[Task details] Transcribe the records below line for line, without changing any characters, and leave out any picture.

————————

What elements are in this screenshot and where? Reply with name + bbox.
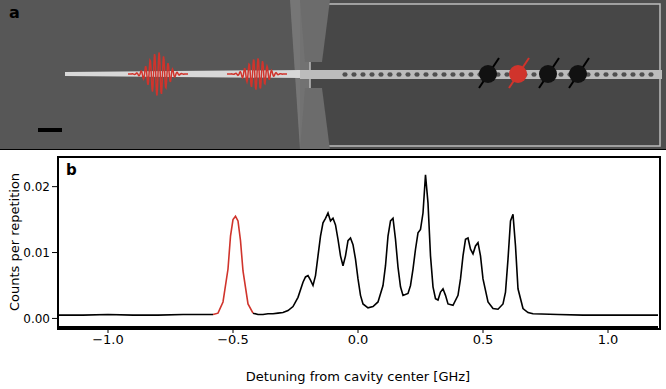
svg-text:1.0: 1.0 — [598, 332, 619, 347]
svg-text:0.02: 0.02 — [23, 180, 50, 194]
svg-text:Detuning from cavity center [G: Detuning from cavity center [GHz] — [246, 369, 470, 384]
svg-text:−0.5: −0.5 — [217, 332, 249, 347]
html-text:b: b — [66, 161, 77, 179]
svg-text:0.5: 0.5 — [473, 332, 494, 347]
svg-text:a: a — [9, 3, 20, 22]
svg-text:0.00: 0.00 — [23, 312, 50, 326]
svg-text:Counts per repetition: Counts per repetition — [7, 173, 22, 311]
svg-text:−1.0: −1.0 — [92, 332, 124, 347]
svg-text:0.01: 0.01 — [23, 246, 50, 260]
svg-text:0.0: 0.0 — [348, 332, 369, 347]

————————

[Worked answer]
What elements are in this screenshot and where? Reply with name + bbox.
svg-text:1.0: 1.0 — [598, 332, 619, 347]
svg-text:0.02: 0.02 — [23, 180, 50, 194]
svg-text:Detuning from cavity center [G: Detuning from cavity center [GHz] — [246, 369, 470, 384]
svg-text:−0.5: −0.5 — [217, 332, 249, 347]
html-text:b: b — [66, 161, 77, 179]
svg-text:0.5: 0.5 — [473, 332, 494, 347]
svg-text:a: a — [9, 3, 20, 22]
svg-text:0.00: 0.00 — [23, 312, 50, 326]
svg-text:Counts per repetition: Counts per repetition — [7, 173, 22, 311]
svg-text:−1.0: −1.0 — [92, 332, 124, 347]
svg-text:0.01: 0.01 — [23, 246, 50, 260]
svg-text:0.0: 0.0 — [348, 332, 369, 347]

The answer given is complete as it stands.